Written exercise a. Reproduce word for word the part of the capitalization filing that opens with the words containing "(b)    (1)    Each share of" and closes with "Common Stock is entitled to vote upon.".

Supplied passage.
--------------------

ITEM 7. CAPITALIZATION.

        (a)    (1)    The following table sets forth certain information with respect to each authorized class of securities of the Company as of May 10, 2002.

Title of Class

  Amount Authorized
  Amount Outstanding
Common Stock, par value $0.001 per share     400,000,000     6,452,448

Series A Convertible Preferred Stock, par value $0.001 per share

 

 

500,000

 

 

0

Series B Convertible Preferred Stock, par value $0.001 per share

 

 

29,704,000

 

 

26,704,000

Series C Convertible Preferred Stock, par value $0.001 per share

 

 

60,994,672

 

 

20,188,048

Series D Convertible Preferred Stock, par value $0.001 per share

 

 

108,801,328

 

 

60,048,554

10.5% Senior Notes due 2002

 

$

23,000,000

 

 

0

9.125% Senior Notes due 2003

 

$

150,000,000

 

$

150,000,000

5.5% Convertible Subordinated Notes due 2006

 

$

115,000,000

 

$

113,970,000

        (b)    (1)    Each share of the Company's Common Stock entitles the holder thereof to one vote on each matter that such holder of Common Stock is entitled to vote upon.

                (2)    Each share of the Company's Series B Convertible Preferred Stock entitles the holder thereof to the number of votes equal to the number of shares of Common Stock for which such share of Series B Convertible Preferred Stock is then convertible on each matter that such holder of Series B Convertible Preferred Stock is entitled to vote upon.

                (3)    Each share of the Company's Series C Convertible Preferred Stock entitles the holder thereof to the number of votes equal to the number of shares of Common Stock for which such share of Series C Convertible Preferred Stock is then convertible on each matter that such holder of Series C Convertible Preferred Stock is entitled to vote upon. Holders of Series C Convertible Preferred Stock do not participate in the election of directors.

                (4)    Each share of the Company's Series D Convertible Preferred Stock entitles the holder thereof to the number of votes equal to the number of shares of Common Stock for which such share of Series D Convertible Preferred Stock is then convertible on each matter that such holder of Series D Convertible Preferred Stock is entitled to vote upon. Holders of Series D Convertible Preferred Stock do not participate in the election of directors.


INDENTURE SECURITIES

ITEM 8. ANALYSIS OF INDENTURE PROVISIONS.

        The New Debentures will be issued pursuant to the Indenture to be entered into between the Company, as issuer, and Wells Fargo Bank Minnesota, National Association as trustee (the "New Indenture"). The following is an analysis of the New Indenture provisions required under Section 305(a)(2) of the Trust Indenture Act of 1939, as amended. Capitalized terms used below and not defined herein have the same meanings as in the New Indenture.

        (a)  Events of Default; Withholding of Notice of Default (Sections 6.1 and 7.5)

--------------------

Supplied material.
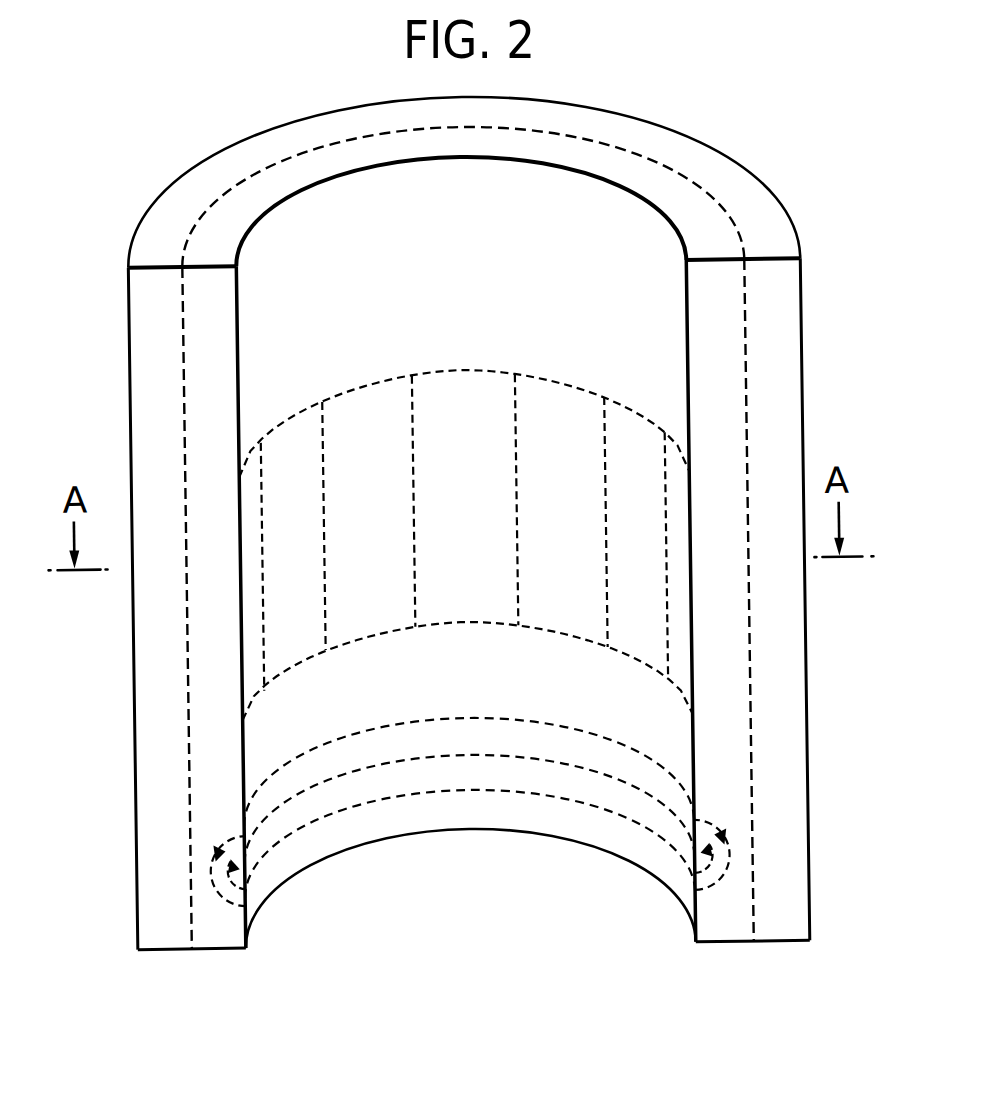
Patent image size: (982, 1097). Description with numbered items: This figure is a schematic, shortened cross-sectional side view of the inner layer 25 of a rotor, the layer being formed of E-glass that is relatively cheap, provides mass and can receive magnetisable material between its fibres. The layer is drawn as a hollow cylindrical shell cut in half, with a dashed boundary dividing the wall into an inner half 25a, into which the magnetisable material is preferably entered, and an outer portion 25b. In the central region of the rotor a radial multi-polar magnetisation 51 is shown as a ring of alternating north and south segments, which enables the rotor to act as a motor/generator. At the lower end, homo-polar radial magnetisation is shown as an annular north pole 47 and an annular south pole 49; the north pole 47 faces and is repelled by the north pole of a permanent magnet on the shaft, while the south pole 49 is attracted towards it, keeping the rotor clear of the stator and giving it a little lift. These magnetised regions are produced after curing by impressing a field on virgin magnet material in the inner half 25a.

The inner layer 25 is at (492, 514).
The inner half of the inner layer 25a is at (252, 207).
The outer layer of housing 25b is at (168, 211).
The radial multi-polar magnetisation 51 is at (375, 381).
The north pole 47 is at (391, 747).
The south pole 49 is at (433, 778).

--------------------

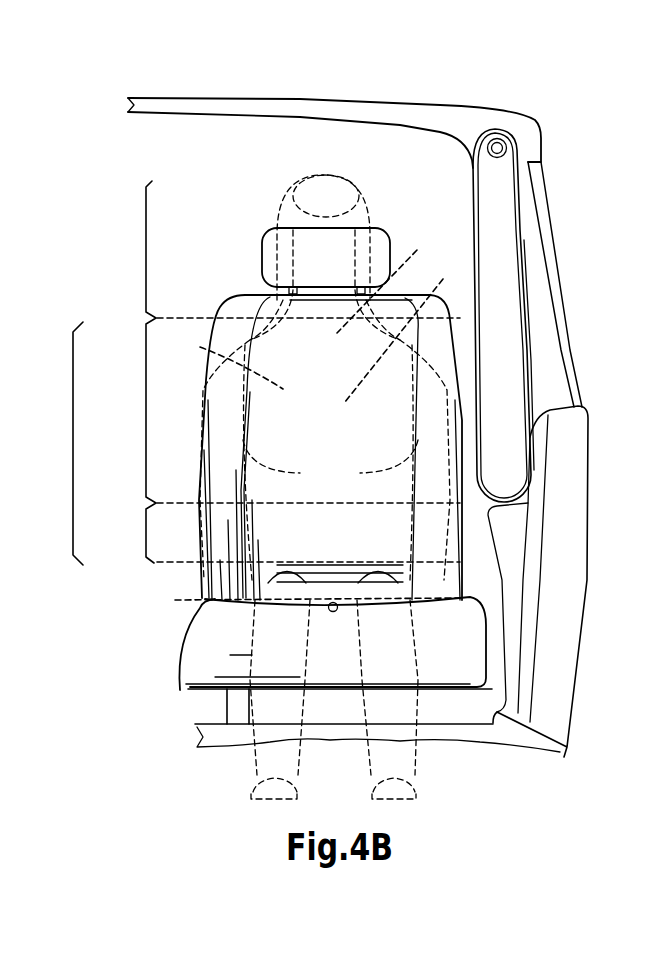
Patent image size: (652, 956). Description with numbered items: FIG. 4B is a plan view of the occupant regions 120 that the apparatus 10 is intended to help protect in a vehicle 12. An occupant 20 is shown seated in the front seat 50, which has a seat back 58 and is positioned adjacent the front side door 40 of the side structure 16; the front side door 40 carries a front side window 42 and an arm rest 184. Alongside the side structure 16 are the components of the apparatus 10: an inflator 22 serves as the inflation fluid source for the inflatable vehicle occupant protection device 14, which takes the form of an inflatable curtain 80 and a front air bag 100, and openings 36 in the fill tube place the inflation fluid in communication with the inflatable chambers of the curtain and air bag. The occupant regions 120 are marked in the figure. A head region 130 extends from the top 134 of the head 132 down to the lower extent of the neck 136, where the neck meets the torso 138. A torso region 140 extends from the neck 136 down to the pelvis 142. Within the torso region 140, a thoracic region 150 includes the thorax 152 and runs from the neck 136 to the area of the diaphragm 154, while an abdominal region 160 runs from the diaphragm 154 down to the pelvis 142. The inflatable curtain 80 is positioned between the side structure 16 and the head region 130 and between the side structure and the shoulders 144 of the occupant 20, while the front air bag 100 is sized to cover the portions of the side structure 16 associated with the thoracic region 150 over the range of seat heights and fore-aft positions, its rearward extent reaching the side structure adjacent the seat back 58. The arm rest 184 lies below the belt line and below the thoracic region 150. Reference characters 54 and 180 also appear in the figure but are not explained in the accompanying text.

--------------------

Written exercise b. In the records, rewrite the part that opens with the line containing "Patent image size: (982, 1097)." and closes with the line containing "The south pole 49 is at (433, 778)." as a Markdown table with the columns Nr and Line. Number each row and leave out blank lines.

Full response a.
(b)    (1)    Each share of the Company's Common Stock entitles the holder thereof to one vote on each matter that such holder of Common Stock is entitled to vote upon.

Full response b.
| Nr | Line |
|---|---|
| 1 | Patent image size: (982, 1097). Description with numbered items: This figure is a schematic, shortened cross-sectional side view of the inner layer 25 of a rotor, the layer being formed of E-glass that is relatively cheap, provides mass and can receive magnetisable material between its fibres. The layer is drawn as a hollow cylindrical shell cut in half, with a dashed boundary dividing the wall into an inner half 25a, into which the magnetisable material is preferably entered, and an outer portion 25b. In the central region of the rotor a radial multi-polar magnetisation 51 is shown as a ring of alternating north and south segments, which enables the rotor to act as a motor/generator. At the lower end, homo-polar radial magnetisation is shown as an annular north pole 47 and an annular south pole 49; the north pole 47 faces and is repelled by the north pole of a permanent magnet on the shaft, while the south pole 49 is attracted towards it, keeping the rotor clear of the stator and giving it a little lift. These magnetised regions are produced after curing by impressing a field on virgin magnet material in the inner half 25a. |
| 2 | The inner layer 25 is at (492, 514). |
| 3 | The inner half of the inner layer 25a is at (252, 207). |
| 4 | The outer layer of housing 25b is at (168, 211). |
| 5 | The radial multi-polar magnetisation 51 is at (375, 381). |
| 6 | The north pole 47 is at (391, 747). |
| 7 | The south pole 49 is at (433, 778). |